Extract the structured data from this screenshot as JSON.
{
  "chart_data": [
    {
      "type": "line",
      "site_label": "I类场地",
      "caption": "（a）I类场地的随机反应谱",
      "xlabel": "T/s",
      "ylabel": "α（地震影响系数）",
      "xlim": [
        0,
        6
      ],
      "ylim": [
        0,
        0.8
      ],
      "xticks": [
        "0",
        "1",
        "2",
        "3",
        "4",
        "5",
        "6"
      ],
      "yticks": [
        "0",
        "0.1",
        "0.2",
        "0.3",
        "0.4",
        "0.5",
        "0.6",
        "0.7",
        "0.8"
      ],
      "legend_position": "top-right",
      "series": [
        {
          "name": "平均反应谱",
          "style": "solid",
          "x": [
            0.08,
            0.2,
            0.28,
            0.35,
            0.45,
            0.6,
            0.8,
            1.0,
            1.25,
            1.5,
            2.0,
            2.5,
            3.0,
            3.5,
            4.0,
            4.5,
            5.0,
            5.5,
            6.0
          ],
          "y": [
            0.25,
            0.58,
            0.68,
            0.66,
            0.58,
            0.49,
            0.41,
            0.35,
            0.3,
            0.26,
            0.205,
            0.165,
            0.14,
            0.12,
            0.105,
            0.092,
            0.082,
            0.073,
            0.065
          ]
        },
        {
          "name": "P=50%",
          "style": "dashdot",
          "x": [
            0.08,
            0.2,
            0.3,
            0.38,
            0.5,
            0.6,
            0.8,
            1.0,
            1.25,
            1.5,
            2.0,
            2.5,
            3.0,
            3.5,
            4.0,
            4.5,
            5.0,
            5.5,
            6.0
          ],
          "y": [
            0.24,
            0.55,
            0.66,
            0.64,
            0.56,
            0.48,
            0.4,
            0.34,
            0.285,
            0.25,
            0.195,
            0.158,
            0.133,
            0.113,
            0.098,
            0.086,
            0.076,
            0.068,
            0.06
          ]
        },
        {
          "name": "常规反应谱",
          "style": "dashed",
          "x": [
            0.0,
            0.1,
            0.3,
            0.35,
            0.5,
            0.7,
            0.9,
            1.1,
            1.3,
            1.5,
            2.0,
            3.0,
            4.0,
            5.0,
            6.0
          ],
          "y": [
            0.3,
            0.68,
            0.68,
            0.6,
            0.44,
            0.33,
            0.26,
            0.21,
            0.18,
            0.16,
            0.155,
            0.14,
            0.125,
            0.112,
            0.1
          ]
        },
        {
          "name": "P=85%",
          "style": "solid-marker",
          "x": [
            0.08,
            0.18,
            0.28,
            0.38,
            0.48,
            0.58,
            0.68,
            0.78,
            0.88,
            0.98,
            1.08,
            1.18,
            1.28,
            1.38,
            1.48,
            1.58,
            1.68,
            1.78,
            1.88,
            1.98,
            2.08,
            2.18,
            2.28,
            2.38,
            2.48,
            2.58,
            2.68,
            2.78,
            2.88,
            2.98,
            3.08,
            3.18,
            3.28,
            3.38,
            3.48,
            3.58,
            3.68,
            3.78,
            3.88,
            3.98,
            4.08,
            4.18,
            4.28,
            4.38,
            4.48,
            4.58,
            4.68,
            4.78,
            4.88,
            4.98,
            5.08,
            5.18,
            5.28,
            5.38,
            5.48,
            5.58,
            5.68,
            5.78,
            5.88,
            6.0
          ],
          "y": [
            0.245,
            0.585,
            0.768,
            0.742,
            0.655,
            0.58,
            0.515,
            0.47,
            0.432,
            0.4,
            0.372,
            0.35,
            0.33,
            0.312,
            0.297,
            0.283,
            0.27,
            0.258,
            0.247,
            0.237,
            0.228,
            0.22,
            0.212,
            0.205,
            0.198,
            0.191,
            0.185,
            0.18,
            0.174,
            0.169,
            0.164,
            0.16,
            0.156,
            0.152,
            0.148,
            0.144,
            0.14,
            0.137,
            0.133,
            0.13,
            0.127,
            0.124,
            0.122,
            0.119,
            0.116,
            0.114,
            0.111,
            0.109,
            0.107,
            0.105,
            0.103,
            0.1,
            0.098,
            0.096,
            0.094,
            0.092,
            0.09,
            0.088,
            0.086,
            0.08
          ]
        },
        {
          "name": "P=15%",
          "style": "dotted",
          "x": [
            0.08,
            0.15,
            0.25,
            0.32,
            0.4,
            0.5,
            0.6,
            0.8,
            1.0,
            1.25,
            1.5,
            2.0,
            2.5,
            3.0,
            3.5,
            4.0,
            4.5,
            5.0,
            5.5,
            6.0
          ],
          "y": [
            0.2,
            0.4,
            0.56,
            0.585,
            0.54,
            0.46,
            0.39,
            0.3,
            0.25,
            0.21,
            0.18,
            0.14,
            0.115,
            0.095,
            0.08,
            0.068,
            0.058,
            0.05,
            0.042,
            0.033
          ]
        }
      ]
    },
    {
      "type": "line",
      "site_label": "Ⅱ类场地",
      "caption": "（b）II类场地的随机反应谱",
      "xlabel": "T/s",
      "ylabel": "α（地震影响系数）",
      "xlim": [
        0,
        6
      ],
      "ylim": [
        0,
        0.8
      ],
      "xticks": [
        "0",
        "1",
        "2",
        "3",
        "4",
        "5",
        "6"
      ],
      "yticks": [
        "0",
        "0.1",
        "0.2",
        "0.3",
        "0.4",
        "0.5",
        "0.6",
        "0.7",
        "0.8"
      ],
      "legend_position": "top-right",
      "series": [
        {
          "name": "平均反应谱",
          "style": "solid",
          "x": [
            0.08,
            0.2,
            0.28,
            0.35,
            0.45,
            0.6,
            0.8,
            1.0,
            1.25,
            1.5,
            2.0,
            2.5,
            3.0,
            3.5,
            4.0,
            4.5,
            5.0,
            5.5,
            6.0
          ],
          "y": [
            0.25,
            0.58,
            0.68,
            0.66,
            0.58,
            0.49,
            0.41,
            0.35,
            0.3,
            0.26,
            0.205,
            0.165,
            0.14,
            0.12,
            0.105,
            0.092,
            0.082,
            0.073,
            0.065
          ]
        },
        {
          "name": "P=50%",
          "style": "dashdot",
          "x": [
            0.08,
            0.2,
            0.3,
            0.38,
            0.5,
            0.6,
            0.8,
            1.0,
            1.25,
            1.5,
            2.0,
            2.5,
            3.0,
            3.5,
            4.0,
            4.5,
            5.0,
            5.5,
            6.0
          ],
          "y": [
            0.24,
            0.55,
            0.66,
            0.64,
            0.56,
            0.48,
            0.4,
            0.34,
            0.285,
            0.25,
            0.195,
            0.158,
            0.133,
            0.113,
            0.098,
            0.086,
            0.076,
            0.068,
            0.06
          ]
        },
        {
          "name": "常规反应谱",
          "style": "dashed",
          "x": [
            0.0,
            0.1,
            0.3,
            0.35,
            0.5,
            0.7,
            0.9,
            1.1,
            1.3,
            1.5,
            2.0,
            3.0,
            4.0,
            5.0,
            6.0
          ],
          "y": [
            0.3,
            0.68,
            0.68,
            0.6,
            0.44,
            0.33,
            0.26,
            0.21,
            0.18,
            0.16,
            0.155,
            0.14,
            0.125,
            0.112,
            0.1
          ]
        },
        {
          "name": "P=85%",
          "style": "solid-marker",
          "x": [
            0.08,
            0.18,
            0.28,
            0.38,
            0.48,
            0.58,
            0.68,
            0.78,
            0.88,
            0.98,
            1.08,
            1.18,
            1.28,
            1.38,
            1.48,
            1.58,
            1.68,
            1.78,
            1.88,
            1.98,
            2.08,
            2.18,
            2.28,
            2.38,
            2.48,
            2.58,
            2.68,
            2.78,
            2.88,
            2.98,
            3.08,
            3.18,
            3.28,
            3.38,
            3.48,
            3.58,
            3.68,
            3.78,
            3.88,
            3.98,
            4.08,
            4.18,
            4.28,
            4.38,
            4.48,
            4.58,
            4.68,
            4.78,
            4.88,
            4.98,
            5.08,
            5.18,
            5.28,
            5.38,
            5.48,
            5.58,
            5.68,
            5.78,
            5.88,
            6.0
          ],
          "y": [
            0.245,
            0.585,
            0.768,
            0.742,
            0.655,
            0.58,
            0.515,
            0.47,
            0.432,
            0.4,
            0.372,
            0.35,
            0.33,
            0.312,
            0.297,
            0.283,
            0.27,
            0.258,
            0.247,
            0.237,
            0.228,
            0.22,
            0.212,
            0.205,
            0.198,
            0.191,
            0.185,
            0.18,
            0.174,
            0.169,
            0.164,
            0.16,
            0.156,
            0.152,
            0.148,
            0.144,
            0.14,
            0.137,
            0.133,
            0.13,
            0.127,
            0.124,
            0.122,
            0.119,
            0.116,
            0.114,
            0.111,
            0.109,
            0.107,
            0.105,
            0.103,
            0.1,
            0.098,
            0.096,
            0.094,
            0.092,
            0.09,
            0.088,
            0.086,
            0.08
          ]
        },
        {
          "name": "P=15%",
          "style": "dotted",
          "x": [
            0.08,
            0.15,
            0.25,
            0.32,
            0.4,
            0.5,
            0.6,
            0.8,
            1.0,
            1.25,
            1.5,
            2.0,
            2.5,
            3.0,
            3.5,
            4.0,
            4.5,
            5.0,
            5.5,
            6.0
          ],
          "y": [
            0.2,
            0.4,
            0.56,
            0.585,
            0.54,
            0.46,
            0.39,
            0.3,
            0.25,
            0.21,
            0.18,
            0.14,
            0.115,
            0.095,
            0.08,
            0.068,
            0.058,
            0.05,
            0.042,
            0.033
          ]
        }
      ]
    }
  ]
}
###
Task requirements:
Go over the data above and copy every line that has the word "caption" in it.

The response:
      "caption": "（a）I类场地的随机反应谱",
      "caption": "（b）II类场地的随机反应谱",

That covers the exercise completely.